» **TASK TO COMPLETE**:
Every record should be written out exactly, please.

##### DATA RECORDS

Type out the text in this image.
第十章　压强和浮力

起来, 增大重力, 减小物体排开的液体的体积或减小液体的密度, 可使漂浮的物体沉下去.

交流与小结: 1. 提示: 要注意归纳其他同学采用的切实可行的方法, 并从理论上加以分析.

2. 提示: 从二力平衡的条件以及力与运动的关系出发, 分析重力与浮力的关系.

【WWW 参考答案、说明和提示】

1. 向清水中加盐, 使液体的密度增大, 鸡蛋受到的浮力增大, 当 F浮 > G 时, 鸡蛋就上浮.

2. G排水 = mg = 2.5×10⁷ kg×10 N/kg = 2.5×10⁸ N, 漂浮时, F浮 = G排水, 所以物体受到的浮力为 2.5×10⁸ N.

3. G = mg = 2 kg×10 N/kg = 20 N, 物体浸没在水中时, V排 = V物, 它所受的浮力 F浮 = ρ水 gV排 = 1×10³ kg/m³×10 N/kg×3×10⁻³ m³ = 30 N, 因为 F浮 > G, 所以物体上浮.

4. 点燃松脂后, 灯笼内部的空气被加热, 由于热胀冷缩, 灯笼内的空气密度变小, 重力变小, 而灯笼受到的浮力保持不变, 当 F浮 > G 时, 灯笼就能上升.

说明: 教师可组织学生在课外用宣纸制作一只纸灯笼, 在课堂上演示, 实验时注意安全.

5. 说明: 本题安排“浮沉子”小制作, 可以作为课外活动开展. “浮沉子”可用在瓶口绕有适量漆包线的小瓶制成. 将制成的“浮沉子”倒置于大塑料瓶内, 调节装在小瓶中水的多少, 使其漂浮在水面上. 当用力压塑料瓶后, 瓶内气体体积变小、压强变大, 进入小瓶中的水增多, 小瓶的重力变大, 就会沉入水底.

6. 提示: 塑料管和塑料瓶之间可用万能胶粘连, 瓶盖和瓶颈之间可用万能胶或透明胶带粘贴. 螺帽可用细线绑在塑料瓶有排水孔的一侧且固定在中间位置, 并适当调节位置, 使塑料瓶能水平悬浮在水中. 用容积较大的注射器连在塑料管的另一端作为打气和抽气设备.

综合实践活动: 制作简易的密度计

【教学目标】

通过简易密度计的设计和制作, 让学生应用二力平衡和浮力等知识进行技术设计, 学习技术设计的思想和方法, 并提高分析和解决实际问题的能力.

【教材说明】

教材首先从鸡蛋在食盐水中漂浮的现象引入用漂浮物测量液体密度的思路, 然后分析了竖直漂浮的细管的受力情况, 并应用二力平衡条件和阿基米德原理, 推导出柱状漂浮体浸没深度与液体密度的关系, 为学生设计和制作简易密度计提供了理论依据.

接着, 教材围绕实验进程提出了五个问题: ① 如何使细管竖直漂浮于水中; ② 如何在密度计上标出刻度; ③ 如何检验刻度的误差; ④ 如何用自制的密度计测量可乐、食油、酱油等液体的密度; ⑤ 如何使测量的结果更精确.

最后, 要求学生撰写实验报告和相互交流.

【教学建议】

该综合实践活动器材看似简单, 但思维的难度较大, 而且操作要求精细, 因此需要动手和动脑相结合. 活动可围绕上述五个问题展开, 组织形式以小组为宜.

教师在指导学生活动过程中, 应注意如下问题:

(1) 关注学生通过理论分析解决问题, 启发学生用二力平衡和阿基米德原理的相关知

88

##########

» **FULL RESPONSE**:
Type out the text in this image.
第十章　压强和浮力

起来, 增大重力, 减小物体排开的液体的体积或减小液体的密度, 可使漂浮的物体沉下去.

交流与小结: 1. 提示: 要注意归纳其他同学采用的切实可行的方法, 并从理论上加以分析.

2. 提示: 从二力平衡的条件以及力与运动的关系出发, 分析重力与浮力的关系.

【WWW 参考答案、说明和提示】

1. 向清水中加盐, 使液体的密度增大, 鸡蛋受到的浮力增大, 当 F浮 > G 时, 鸡蛋就上浮.

2. G排水 = mg = 2.5×10⁷ kg×10 N/kg = 2.5×10⁸ N, 漂浮时, F浮 = G排水, 所以物体受到的浮力为 2.5×10⁸ N.

3. G = mg = 2 kg×10 N/kg = 20 N, 物体浸没在水中时, V排 = V物, 它所受的浮力 F浮 = ρ水 gV排 = 1×10³ kg/m³×10 N/kg×3×10⁻³ m³ = 30 N, 因为 F浮 > G, 所以物体上浮.

4. 点燃松脂后, 灯笼内部的空气被加热, 由于热胀冷缩, 灯笼内的空气密度变小, 重力变小, 而灯笼受到的浮力保持不变, 当 F浮 > G 时, 灯笼就能上升.

说明: 教师可组织学生在课外用宣纸制作一只纸灯笼, 在课堂上演示, 实验时注意安全.

5. 说明: 本题安排“浮沉子”小制作, 可以作为课外活动开展. “浮沉子”可用在瓶口绕有适量漆包线的小瓶制成. 将制成的“浮沉子”倒置于大塑料瓶内, 调节装在小瓶中水的多少, 使其漂浮在水面上. 当用力压塑料瓶后, 瓶内气体体积变小、压强变大, 进入小瓶中的水增多, 小瓶的重力变大, 就会沉入水底.

6. 提示: 塑料管和塑料瓶之间可用万能胶粘连, 瓶盖和瓶颈之间可用万能胶或透明胶带粘贴. 螺帽可用细线绑在塑料瓶有排水孔的一侧且固定在中间位置, 并适当调节位置, 使塑料瓶能水平悬浮在水中. 用容积较大的注射器连在塑料管的另一端作为打气和抽气设备.

综合实践活动: 制作简易的密度计

【教学目标】

通过简易密度计的设计和制作, 让学生应用二力平衡和浮力等知识进行技术设计, 学习技术设计的思想和方法, 并提高分析和解决实际问题的能力.

【教材说明】

教材首先从鸡蛋在食盐水中漂浮的现象引入用漂浮物测量液体密度的思路, 然后分析了竖直漂浮的细管的受力情况, 并应用二力平衡条件和阿基米德原理, 推导出柱状漂浮体浸没深度与液体密度的关系, 为学生设计和制作简易密度计提供了理论依据.

接着, 教材围绕实验进程提出了五个问题: ① 如何使细管竖直漂浮于水中; ② 如何在密度计上标出刻度; ③ 如何检验刻度的误差; ④ 如何用自制的密度计测量可乐、食油、酱油等液体的密度; ⑤ 如何使测量的结果更精确.

最后, 要求学生撰写实验报告和相互交流.

【教学建议】

该综合实践活动器材看似简单, 但思维的难度较大, 而且操作要求精细, 因此需要动手和动脑相结合. 活动可围绕上述五个问题展开, 组织形式以小组为宜.

教师在指导学生活动过程中, 应注意如下问题:

(1) 关注学生通过理论分析解决问题, 启发学生用二力平衡和阿基米德原理的相关知

88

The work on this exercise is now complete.